● **Entries with figure data**:
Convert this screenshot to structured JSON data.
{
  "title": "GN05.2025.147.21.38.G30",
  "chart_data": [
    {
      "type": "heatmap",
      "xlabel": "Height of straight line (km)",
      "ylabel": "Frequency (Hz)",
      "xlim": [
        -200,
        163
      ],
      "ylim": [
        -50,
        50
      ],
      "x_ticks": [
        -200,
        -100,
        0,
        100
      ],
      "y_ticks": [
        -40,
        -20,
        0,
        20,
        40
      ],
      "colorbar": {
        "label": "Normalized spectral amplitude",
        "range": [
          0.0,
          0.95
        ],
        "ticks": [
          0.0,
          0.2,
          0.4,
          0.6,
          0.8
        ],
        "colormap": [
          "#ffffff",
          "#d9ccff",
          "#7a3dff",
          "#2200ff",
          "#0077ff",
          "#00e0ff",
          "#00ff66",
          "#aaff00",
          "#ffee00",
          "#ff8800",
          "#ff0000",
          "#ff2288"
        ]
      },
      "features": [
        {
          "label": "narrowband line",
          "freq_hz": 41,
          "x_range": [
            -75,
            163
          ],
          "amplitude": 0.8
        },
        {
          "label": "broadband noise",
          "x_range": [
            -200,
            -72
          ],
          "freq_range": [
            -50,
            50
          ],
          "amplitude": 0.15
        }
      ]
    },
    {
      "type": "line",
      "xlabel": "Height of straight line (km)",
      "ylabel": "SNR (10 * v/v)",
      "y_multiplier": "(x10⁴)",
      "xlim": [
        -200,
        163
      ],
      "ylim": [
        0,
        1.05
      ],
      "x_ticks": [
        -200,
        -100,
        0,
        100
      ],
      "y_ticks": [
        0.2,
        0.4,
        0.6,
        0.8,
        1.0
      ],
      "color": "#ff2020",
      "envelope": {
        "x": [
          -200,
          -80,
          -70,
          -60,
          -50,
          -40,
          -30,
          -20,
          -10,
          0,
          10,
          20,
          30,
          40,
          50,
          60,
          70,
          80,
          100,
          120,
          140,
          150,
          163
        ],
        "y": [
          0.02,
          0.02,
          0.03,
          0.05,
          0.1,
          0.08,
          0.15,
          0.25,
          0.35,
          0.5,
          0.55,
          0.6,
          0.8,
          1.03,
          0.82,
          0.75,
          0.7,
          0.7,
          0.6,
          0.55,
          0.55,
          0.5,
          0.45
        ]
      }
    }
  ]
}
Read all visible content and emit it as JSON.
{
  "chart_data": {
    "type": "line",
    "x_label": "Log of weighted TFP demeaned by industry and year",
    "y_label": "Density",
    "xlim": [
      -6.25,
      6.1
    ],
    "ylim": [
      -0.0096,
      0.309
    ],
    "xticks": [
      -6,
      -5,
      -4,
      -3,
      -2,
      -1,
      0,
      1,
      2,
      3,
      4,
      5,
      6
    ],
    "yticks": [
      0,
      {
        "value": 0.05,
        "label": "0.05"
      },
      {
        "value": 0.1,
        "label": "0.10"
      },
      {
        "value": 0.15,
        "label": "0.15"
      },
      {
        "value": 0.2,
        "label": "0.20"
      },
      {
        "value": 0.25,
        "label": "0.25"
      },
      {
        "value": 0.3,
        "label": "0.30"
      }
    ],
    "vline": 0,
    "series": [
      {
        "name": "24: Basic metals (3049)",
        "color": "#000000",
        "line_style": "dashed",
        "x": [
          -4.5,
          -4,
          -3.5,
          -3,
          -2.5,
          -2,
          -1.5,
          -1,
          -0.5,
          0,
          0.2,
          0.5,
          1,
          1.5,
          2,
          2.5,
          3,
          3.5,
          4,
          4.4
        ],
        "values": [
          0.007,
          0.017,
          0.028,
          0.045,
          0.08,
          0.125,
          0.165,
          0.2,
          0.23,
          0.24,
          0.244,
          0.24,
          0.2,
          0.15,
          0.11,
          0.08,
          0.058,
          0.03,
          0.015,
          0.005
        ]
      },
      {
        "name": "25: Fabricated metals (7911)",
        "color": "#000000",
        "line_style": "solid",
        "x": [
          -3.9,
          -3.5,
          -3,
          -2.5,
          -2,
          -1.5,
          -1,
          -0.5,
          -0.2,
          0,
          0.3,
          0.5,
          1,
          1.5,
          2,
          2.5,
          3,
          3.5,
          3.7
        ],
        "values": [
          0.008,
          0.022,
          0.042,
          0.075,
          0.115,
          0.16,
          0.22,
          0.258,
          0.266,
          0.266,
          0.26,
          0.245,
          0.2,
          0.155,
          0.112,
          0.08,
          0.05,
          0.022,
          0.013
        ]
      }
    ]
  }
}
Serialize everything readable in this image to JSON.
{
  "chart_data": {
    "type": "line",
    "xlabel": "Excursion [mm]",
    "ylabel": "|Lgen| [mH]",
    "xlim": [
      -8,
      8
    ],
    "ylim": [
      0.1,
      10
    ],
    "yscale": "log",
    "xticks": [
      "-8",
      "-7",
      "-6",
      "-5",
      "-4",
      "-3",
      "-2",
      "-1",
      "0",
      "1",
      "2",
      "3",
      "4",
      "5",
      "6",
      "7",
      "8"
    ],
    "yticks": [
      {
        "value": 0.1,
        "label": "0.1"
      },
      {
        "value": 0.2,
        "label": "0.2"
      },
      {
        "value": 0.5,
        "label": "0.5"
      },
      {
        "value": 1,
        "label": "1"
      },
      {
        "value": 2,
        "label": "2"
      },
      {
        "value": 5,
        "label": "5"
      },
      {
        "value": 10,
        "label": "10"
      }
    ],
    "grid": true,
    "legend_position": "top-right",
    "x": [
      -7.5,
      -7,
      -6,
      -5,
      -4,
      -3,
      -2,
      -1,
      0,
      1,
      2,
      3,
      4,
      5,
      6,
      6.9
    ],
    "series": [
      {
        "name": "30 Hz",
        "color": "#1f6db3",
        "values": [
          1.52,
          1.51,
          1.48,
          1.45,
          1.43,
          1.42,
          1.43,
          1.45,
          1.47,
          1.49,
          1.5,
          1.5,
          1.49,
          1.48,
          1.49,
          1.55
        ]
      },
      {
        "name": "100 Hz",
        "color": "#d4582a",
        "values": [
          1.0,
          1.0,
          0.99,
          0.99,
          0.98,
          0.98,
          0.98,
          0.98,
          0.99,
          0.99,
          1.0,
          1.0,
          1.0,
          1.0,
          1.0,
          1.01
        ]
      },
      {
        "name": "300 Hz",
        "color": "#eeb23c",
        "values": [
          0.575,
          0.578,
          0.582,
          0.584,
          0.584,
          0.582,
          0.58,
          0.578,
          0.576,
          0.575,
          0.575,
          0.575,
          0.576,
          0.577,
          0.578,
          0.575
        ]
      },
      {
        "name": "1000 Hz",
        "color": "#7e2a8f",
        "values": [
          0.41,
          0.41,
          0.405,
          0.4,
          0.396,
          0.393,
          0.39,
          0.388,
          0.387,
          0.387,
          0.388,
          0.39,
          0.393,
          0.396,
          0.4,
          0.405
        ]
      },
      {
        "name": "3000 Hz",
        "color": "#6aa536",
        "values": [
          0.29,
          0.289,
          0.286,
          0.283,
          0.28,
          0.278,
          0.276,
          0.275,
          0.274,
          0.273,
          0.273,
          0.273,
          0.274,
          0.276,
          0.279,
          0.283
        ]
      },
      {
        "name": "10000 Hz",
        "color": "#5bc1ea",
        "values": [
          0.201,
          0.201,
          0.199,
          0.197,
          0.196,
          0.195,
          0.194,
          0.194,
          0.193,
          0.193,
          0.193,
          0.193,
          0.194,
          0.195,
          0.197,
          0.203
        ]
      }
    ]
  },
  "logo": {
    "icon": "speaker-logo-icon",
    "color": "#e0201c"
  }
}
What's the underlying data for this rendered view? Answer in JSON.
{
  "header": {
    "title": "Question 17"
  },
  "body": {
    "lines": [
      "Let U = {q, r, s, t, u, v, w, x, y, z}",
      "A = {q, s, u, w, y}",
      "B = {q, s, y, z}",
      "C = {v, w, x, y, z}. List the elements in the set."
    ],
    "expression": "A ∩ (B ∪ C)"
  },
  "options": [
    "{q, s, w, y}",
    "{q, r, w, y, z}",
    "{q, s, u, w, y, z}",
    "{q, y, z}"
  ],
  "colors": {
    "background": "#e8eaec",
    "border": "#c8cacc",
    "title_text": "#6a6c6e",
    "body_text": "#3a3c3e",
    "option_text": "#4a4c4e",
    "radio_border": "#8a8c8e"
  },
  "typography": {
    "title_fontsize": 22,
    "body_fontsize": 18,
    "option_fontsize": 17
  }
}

● **INSTRUCTIONS TO FOLLOW**: Search the records above for the string "ylabel". Copy every line that contains it.

● **TASK OUTPUT**:
      "ylabel": "Frequency (Hz)",
      "ylabel": "SNR (10 * v/v)",
    "ylabel": "|Lgen| [mH]",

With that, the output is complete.